(STATED TASK): Filter this material down to the lines that hold "label", copying each one.

# DATA ROWS start

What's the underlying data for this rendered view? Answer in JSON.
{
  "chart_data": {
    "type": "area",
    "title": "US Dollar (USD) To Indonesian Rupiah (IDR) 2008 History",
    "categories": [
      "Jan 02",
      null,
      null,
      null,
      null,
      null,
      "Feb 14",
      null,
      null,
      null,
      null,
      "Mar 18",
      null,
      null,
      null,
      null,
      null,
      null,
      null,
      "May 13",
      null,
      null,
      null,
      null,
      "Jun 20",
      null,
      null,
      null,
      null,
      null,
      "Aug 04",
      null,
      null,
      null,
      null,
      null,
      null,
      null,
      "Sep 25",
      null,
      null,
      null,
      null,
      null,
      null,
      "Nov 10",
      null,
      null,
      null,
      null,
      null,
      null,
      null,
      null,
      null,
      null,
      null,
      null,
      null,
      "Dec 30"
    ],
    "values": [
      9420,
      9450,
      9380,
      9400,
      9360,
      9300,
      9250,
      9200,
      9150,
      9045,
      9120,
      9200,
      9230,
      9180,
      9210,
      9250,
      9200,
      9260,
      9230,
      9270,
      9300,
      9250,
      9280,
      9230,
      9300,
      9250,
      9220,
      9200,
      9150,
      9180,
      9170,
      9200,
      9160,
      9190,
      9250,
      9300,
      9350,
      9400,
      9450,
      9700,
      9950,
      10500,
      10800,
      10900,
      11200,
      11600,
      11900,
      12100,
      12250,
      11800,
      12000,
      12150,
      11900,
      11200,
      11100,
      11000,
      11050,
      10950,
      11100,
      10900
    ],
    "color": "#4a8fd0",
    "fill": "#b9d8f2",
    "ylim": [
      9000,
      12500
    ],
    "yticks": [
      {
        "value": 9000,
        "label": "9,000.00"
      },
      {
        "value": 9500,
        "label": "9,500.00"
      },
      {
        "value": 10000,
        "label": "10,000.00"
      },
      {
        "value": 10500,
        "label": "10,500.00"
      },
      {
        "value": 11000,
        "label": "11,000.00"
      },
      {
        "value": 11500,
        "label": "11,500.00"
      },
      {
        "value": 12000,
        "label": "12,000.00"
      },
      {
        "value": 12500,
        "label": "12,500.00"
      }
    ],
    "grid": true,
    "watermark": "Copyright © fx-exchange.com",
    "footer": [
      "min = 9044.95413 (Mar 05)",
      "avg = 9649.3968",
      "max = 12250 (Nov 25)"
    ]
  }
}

# DATA ROWS end

(WORKED SOLUTION):
        "label": "9,000.00"
        "label": "9,500.00"
        "label": "10,000.00"
        "label": "10,500.00"
        "label": "11,000.00"
        "label": "11,500.00"
        "label": "12,000.00"
        "label": "12,500.00"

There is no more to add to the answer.